OBJECTIVE: Among the entries below, find the lines with "greater" and copy them.

(Figure data in JSON)
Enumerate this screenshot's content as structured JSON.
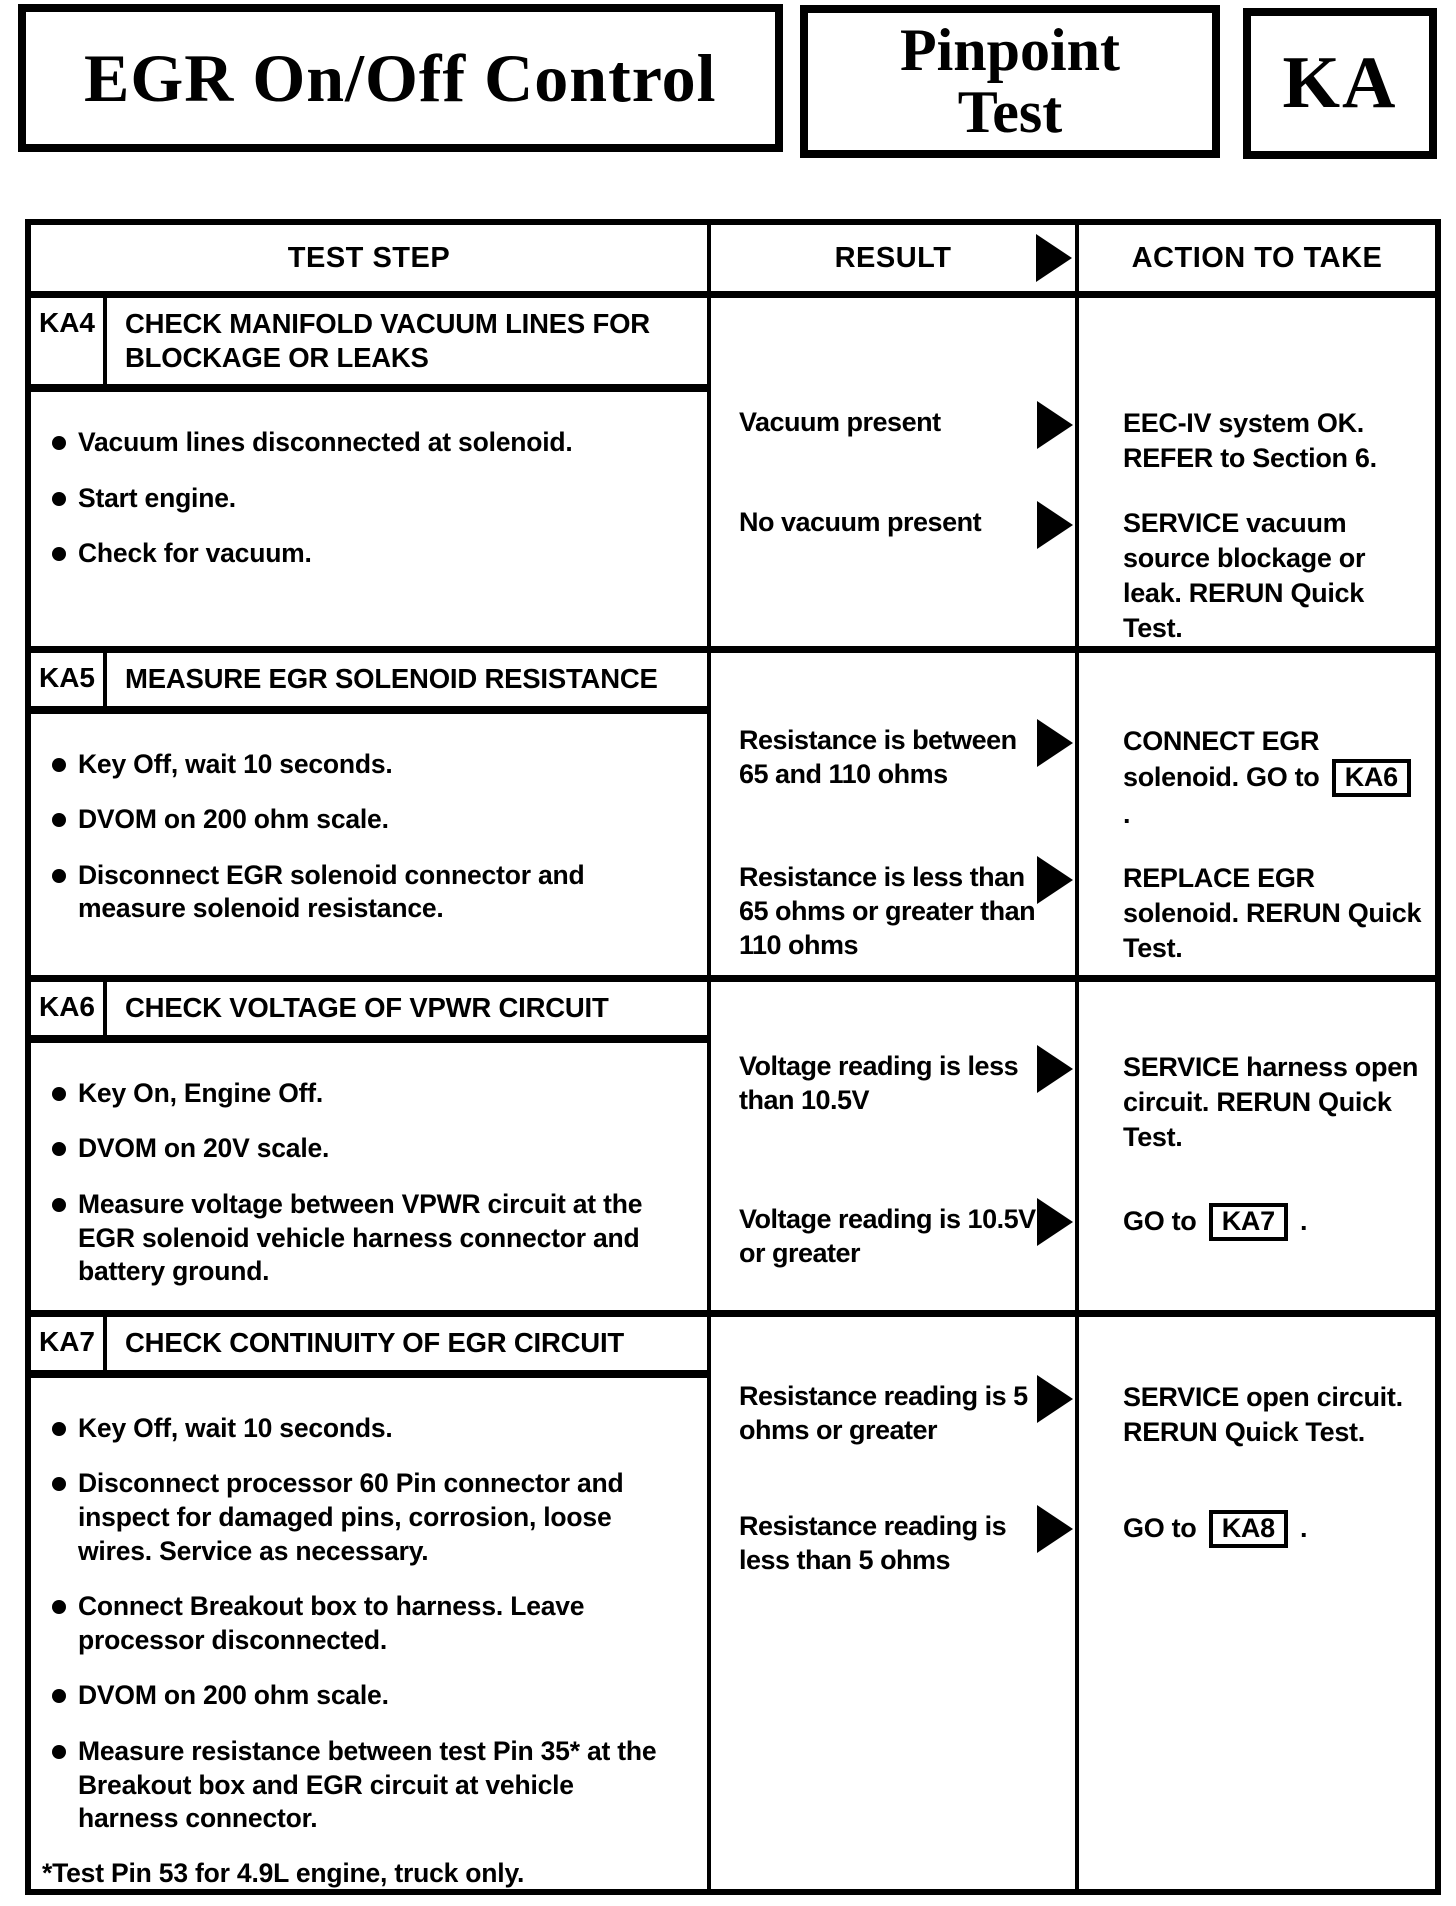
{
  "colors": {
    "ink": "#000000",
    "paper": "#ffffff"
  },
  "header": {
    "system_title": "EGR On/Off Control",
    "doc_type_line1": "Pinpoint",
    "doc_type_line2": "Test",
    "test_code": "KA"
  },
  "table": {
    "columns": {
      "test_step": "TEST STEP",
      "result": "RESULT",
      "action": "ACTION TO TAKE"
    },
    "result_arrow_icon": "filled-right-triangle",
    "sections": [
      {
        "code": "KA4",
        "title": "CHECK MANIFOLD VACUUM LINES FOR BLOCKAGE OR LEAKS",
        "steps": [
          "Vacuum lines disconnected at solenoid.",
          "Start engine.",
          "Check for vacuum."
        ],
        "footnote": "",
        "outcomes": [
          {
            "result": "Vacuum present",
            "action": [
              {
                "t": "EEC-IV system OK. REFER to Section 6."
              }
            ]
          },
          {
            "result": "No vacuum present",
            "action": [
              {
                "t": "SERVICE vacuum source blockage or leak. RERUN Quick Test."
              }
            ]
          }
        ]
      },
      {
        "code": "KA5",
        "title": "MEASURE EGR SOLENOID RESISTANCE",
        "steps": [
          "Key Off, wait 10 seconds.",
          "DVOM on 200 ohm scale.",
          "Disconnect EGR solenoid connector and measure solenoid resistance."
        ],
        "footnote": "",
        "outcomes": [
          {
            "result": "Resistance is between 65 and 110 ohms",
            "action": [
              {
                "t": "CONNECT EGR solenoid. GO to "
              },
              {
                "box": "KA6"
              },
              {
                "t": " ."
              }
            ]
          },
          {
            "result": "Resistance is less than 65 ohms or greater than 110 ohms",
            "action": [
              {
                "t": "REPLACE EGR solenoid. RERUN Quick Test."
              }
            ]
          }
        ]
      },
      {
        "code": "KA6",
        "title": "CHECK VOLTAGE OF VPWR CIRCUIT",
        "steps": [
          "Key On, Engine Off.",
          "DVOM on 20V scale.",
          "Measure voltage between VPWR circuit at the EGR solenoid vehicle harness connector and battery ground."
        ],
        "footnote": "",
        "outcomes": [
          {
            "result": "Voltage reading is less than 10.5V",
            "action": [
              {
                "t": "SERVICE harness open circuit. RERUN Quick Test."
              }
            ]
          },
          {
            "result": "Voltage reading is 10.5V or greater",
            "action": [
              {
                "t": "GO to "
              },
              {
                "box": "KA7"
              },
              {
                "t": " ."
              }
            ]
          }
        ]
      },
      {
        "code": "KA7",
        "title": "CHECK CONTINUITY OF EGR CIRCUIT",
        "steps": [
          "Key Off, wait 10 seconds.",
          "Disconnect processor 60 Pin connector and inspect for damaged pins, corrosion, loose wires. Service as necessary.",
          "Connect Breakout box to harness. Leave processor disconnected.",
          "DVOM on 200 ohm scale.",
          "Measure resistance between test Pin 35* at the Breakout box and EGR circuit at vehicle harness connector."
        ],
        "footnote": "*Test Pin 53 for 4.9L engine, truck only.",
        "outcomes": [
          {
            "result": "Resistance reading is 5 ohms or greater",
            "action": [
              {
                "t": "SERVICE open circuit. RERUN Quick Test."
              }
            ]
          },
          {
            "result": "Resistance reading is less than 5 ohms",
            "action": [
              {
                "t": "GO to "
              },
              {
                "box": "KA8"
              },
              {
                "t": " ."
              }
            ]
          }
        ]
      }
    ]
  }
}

PROBLEM SOLUTION:
            "result": "Resistance is less than 65 ohms or greater than 110 ohms",
            "result": "Voltage reading is 10.5V or greater",
            "result": "Resistance reading is 5 ohms or greater",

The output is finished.